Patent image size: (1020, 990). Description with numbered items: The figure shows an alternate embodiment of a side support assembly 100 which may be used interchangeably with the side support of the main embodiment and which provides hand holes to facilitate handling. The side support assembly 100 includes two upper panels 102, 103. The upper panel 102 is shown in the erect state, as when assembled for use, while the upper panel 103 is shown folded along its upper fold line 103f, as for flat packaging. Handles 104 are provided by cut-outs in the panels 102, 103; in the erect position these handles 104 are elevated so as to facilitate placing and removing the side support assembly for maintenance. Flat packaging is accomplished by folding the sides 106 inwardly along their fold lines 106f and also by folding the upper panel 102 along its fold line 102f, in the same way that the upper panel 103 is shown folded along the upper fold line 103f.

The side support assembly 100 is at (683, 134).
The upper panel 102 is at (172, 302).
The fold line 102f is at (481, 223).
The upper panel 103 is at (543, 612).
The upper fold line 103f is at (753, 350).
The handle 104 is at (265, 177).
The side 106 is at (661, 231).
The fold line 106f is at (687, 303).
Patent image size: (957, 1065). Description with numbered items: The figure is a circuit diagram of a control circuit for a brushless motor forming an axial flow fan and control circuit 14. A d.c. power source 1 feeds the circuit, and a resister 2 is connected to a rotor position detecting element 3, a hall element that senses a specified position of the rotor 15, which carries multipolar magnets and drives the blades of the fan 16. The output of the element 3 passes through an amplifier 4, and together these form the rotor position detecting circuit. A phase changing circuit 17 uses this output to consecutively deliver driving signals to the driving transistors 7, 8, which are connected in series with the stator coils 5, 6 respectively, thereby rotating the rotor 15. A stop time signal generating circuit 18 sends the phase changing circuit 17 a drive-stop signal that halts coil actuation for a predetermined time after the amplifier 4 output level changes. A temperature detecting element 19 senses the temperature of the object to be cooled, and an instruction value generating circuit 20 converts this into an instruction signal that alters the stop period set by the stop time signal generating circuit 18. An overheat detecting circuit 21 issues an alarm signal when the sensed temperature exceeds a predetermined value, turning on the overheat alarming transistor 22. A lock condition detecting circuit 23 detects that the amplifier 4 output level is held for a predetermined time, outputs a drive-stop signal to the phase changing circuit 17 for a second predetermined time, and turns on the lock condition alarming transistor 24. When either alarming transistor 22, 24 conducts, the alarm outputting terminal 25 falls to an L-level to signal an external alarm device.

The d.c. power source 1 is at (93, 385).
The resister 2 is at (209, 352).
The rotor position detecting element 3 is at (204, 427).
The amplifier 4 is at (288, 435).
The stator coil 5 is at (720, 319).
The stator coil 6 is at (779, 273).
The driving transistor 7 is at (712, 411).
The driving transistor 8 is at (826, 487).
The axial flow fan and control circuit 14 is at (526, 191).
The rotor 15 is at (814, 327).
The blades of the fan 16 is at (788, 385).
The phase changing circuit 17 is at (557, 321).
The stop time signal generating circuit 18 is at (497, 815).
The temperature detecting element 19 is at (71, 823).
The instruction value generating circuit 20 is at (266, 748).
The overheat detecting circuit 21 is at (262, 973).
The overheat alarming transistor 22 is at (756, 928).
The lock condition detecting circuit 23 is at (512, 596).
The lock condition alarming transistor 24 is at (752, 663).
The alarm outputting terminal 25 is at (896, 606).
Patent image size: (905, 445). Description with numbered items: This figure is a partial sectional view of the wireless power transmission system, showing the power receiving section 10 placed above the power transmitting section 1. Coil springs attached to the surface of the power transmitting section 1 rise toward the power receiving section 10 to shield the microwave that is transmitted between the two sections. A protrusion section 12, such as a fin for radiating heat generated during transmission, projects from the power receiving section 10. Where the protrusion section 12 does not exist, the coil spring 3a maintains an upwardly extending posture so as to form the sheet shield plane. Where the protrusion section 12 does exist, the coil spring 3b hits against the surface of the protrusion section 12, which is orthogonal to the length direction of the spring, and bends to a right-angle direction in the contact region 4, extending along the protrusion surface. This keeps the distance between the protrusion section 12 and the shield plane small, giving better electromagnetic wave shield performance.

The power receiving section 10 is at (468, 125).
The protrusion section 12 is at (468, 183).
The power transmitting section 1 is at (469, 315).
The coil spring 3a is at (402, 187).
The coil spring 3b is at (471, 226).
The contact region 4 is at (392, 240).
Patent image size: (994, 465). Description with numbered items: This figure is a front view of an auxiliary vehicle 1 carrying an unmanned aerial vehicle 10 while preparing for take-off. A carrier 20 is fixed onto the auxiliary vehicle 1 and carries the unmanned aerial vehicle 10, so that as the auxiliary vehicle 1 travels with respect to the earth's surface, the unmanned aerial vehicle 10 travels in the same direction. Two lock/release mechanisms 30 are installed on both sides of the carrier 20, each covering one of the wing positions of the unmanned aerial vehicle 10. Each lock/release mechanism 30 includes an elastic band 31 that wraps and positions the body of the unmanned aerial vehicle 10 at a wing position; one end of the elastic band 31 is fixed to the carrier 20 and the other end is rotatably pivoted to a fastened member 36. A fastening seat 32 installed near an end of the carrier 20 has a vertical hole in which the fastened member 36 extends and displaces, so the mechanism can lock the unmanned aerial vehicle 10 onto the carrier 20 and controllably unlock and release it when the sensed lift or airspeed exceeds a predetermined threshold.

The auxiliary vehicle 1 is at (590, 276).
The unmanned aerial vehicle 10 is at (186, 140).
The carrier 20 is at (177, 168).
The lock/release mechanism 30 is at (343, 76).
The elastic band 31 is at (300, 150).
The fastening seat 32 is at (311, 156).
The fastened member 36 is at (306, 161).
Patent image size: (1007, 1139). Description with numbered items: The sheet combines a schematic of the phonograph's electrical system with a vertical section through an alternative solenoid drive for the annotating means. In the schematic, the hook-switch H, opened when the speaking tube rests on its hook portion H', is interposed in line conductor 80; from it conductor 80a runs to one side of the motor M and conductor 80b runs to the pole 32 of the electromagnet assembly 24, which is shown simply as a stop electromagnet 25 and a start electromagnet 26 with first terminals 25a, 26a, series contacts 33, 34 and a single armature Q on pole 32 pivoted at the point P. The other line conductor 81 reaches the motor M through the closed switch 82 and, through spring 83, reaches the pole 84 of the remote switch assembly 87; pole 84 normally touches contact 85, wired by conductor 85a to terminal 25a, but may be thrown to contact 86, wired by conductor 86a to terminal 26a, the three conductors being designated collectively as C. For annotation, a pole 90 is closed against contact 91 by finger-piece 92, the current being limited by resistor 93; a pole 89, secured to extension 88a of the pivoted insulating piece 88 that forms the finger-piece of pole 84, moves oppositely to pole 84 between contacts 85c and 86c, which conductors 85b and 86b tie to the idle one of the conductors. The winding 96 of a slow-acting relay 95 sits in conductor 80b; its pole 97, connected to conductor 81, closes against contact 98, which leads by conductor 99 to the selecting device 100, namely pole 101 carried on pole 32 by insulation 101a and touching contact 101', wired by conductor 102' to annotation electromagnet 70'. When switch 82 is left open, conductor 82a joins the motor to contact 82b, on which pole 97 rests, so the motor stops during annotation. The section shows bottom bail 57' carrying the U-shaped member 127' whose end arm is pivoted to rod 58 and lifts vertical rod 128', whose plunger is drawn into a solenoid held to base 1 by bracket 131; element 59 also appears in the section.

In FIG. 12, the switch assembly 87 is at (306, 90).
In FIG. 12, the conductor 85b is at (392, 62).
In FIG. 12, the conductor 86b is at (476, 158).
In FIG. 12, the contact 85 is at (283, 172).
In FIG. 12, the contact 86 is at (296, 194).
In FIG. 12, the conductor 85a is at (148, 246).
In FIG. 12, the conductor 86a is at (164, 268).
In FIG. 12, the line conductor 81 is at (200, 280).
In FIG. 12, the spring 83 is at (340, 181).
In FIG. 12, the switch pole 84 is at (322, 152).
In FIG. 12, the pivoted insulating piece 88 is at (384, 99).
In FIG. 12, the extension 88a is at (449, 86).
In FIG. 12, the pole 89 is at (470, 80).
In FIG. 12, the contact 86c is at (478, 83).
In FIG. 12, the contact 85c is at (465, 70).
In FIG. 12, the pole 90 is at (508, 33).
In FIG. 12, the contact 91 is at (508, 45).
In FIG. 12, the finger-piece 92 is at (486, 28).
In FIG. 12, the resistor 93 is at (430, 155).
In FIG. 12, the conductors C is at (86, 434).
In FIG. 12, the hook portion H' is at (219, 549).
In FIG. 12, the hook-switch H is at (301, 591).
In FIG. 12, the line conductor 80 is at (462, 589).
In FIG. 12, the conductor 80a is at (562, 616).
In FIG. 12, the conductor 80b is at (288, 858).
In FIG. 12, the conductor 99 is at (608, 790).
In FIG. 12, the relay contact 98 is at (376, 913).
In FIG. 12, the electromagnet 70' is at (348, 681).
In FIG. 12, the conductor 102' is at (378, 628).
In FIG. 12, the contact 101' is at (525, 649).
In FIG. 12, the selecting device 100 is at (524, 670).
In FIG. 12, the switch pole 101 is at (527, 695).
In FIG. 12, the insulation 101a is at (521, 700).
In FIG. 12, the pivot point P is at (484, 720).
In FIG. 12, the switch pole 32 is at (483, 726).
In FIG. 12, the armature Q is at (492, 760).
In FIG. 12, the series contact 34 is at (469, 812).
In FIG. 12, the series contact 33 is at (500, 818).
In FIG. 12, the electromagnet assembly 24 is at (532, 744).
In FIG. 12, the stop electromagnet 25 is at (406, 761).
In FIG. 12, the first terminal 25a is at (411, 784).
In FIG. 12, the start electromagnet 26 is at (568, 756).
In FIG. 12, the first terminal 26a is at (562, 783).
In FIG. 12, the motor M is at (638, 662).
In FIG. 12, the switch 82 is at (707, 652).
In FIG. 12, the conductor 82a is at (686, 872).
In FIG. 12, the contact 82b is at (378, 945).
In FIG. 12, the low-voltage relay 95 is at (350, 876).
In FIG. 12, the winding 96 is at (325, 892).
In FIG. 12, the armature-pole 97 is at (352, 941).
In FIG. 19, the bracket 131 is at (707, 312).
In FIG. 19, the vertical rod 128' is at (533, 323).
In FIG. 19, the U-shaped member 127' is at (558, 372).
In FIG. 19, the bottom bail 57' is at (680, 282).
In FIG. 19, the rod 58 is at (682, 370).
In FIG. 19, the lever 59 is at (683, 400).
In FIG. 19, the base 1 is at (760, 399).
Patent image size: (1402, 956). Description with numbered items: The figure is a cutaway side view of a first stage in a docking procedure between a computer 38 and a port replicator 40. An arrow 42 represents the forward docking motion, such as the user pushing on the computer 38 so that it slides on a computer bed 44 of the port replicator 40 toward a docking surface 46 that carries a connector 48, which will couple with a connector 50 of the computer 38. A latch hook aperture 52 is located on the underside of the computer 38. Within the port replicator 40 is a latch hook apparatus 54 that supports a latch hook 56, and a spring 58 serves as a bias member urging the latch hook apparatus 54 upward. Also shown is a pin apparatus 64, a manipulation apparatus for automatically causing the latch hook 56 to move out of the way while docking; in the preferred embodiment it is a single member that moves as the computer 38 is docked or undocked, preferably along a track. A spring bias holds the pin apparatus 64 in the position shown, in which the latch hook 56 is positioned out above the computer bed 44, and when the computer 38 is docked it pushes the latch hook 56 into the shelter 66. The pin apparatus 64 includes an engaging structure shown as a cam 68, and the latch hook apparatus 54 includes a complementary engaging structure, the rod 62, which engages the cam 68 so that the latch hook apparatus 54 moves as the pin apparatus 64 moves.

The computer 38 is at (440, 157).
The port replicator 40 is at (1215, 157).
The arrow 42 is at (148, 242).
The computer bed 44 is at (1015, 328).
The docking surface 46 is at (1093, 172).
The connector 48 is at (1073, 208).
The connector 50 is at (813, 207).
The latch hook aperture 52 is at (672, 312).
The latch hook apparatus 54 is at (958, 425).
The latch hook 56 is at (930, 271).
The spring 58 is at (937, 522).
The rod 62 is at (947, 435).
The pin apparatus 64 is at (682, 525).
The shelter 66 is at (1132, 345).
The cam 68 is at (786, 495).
--------------------
• [WHAT IS BEING ASKED]
List every line in the listing above that contains the string "auxiliary". Treat case as significant.

• [RESPONSE]
Patent image size: (994, 465). Description with numbered items: This figure is a front view of an auxiliary vehicle 1 carrying an unmanned aerial vehicle 10 while preparing for take-off. A carrier 20 is fixed onto the auxiliary vehicle 1 and carries the unmanned aerial vehicle 10, so that as the auxiliary vehicle 1 travels with respect to the earth's surface, the unmanned aerial vehicle 10 travels in the same direction. Two lock/release mechanisms 30 are installed on both sides of the carrier 20, each covering one of the wing positions of the unmanned aerial vehicle 10. Each lock/release mechanism 30 includes an elastic band 31 that wraps and positions the body of the unmanned aerial vehicle 10 at a wing position; one end of the elastic band 31 is fixed to the carrier 20 and the other end is rotatably pivoted to a fastened member 36. A fastening seat 32 installed near an end of the carrier 20 has a vertical hole in which the fastened member 36 extends and displaces, so the mechanism can lock the unmanned aerial vehicle 10 onto the carrier 20 and controllably unlock and release it when the sensed lift or airspeed exceeds a predetermined threshold.
The auxiliary vehicle 1 is at (590, 276).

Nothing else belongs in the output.